**DIRECTIONS FOR THIS TASK:**
Images must not appear in your copy; reproduce every other part of the records exactly.

##### ROWS

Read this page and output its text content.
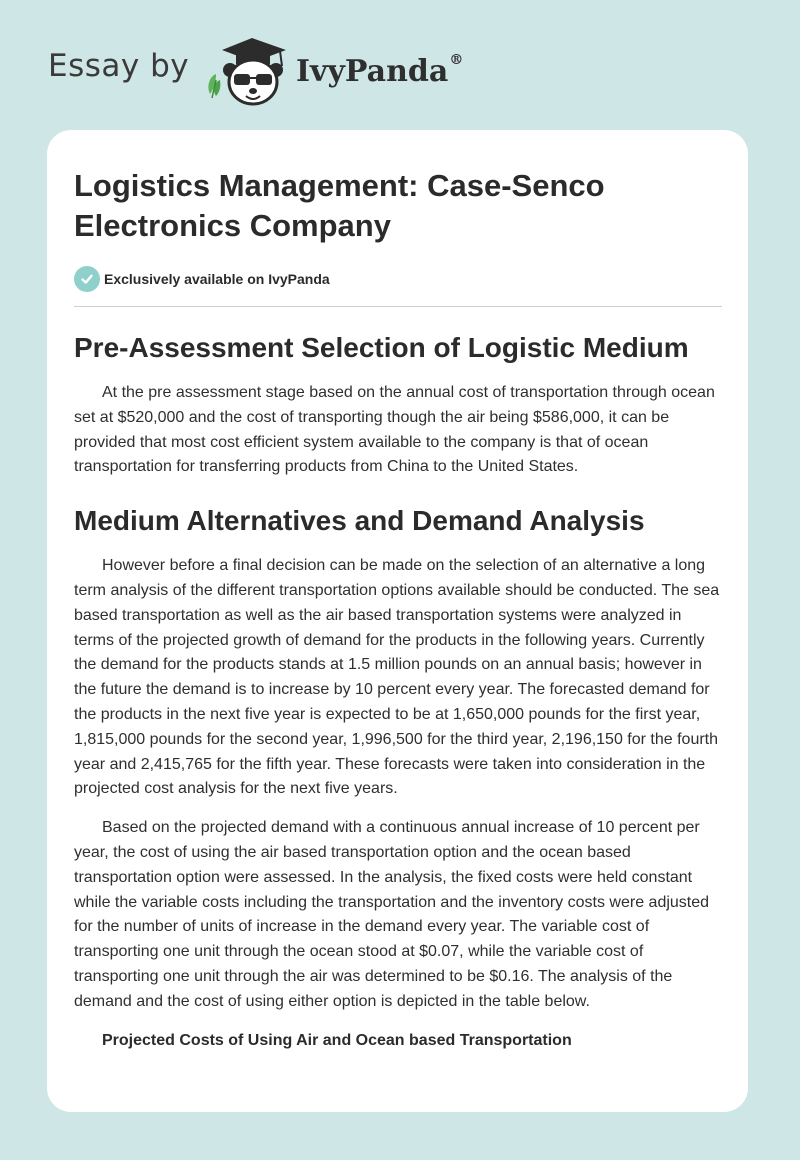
Essay by	IvyPanda®
Logistics Management: Case-Senco Electronics Company
Exclusively available on IvyPanda
Pre-Assessment Selection of Logistic Medium

At the pre assessment stage based on the annual cost of transportation through ocean set at $520,000 and the cost of transporting though the air being $586,000, it can be provided that most cost efficient system available to the company is that of ocean transportation for transferring products from China to the United States.

Medium Alternatives and Demand Analysis

However before a final decision can be made on the selection of an alternative a long term analysis of the different transportation options available should be conducted. The sea based transportation as well as the air based transportation systems were analyzed in terms of the projected growth of demand for the products in the following years. Currently the demand for the products stands at 1.5 million pounds on an annual basis; however in the future the demand is to increase by 10 percent every year. The forecasted demand for the products in the next five year is expected to be at 1,650,000 pounds for the first year, 1,815,000 pounds for the second year, 1,996,500 for the third year, 2,196,150 for the fourth year and 2,415,765 for the fifth year. These forecasts were taken into consideration in the projected cost analysis for the next five years.

Based on the projected demand with a continuous annual increase of 10 percent per year, the cost of using the air based transportation option and the ocean based transportation option were assessed. In the analysis, the fixed costs were held constant while the variable costs including the transportation and the inventory costs were adjusted for the number of units of increase in the demand every year. The variable cost of transporting one unit through the ocean stood at $0.07, while the variable cost of transporting one unit through the air was determined to be $0.16. The analysis of the demand and the cost of using either option is depicted in the table below.

Projected Costs of Using Air and Ocean based Transportation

##########

**TASK RESPONSE:**
Read this page and output its text content.
Essay by	IvyPanda®
Logistics Management: Case-Senco Electronics Company
Exclusively available on IvyPanda
Pre-Assessment Selection of Logistic Medium

At the pre assessment stage based on the annual cost of transportation through ocean set at $520,000 and the cost of transporting though the air being $586,000, it can be provided that most cost efficient system available to the company is that of ocean transportation for transferring products from China to the United States.

Medium Alternatives and Demand Analysis

However before a final decision can be made on the selection of an alternative a long term analysis of the different transportation options available should be conducted. The sea based transportation as well as the air based transportation systems were analyzed in terms of the projected growth of demand for the products in the following years. Currently the demand for the products stands at 1.5 million pounds on an annual basis; however in the future the demand is to increase by 10 percent every year. The forecasted demand for the products in the next five year is expected to be at 1,650,000 pounds for the first year, 1,815,000 pounds for the second year, 1,996,500 for the third year, 2,196,150 for the fourth year and 2,415,765 for the fifth year. These forecasts were taken into consideration in the projected cost analysis for the next five years.

Based on the projected demand with a continuous annual increase of 10 percent per year, the cost of using the air based transportation option and the ocean based transportation option were assessed. In the analysis, the fixed costs were held constant while the variable costs including the transportation and the inventory costs were adjusted for the number of units of increase in the demand every year. The variable cost of transporting one unit through the ocean stood at $0.07, while the variable cost of transporting one unit through the air was determined to be $0.16. The analysis of the demand and the cost of using either option is depicted in the table below.

Projected Costs of Using Air and Ocean based Transportation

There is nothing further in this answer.